INSTRUCTIONS TO FOLLOW: Among the entries, which lines carry the string "training"? Copy each of them.

Saved entries:
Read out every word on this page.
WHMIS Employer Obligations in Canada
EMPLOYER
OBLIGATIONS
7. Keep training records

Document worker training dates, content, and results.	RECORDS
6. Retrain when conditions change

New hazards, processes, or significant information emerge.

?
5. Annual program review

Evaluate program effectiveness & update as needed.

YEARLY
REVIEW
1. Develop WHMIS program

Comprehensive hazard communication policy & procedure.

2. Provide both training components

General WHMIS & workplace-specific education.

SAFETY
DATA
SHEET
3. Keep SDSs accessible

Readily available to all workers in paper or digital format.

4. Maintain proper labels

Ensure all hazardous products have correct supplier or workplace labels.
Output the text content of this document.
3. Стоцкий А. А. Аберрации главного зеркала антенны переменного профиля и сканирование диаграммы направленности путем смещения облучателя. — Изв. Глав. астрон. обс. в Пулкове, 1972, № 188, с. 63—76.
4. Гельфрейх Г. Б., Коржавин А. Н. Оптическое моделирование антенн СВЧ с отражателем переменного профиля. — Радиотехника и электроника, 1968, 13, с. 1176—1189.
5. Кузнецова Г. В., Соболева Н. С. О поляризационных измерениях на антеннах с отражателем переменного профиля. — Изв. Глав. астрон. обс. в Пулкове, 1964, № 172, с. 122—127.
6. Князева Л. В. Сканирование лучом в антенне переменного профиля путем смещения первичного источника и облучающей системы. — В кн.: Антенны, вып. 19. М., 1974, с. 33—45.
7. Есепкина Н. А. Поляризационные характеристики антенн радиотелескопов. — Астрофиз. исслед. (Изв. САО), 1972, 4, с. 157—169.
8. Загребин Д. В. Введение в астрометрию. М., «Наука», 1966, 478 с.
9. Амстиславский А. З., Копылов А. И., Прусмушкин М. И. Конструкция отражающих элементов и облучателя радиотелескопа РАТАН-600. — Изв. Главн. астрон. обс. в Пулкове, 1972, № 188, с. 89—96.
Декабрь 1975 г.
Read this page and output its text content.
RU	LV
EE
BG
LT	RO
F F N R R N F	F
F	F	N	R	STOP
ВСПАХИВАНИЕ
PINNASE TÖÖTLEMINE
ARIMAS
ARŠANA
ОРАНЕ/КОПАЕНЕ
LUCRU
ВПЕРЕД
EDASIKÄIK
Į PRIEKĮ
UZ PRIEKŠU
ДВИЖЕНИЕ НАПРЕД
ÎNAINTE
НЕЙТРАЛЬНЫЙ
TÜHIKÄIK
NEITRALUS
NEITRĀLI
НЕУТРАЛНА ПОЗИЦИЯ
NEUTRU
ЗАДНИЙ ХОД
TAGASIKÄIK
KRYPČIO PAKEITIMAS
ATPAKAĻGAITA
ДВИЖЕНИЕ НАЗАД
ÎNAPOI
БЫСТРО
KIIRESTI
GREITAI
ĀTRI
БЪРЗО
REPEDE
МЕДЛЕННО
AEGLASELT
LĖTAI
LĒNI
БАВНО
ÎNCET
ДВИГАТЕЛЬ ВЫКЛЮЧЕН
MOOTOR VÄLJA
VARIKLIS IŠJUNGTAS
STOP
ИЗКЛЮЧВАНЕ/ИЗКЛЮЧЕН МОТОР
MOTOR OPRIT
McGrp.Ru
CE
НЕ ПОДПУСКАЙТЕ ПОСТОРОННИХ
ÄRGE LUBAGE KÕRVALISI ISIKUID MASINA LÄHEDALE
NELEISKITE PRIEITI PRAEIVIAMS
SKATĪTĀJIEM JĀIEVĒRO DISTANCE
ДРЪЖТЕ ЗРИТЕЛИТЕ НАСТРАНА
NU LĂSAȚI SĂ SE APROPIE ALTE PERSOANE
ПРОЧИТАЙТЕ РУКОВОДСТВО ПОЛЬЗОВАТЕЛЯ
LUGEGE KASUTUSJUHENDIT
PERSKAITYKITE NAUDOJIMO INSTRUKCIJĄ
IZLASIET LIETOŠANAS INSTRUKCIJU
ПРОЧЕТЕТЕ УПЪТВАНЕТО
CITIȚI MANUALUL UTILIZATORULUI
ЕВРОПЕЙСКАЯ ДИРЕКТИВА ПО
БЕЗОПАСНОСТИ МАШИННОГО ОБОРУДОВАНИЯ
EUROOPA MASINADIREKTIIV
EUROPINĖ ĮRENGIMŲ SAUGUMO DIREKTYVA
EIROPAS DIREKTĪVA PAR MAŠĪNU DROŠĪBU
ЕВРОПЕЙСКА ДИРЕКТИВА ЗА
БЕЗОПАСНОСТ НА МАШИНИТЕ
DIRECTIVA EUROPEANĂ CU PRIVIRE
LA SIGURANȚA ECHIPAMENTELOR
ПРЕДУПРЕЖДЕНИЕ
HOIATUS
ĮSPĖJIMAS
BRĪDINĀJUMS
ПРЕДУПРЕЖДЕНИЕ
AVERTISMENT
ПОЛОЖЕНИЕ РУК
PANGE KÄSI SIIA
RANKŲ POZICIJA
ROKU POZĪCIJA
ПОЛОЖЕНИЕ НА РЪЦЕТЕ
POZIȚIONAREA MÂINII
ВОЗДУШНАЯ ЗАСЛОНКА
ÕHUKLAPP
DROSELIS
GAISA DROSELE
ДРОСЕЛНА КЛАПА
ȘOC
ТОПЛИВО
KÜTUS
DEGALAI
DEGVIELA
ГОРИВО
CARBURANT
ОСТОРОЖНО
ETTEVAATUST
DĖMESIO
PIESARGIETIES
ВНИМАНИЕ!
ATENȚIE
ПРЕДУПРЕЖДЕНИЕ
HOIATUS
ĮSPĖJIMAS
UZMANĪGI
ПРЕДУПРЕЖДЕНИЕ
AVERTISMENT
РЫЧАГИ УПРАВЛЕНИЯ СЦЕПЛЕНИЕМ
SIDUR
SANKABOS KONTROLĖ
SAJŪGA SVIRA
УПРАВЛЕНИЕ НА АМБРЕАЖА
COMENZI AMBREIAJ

FULL ANSWER:
7. Keep training records
Document worker training dates, content, and results.	RECORDS
2. Provide both training components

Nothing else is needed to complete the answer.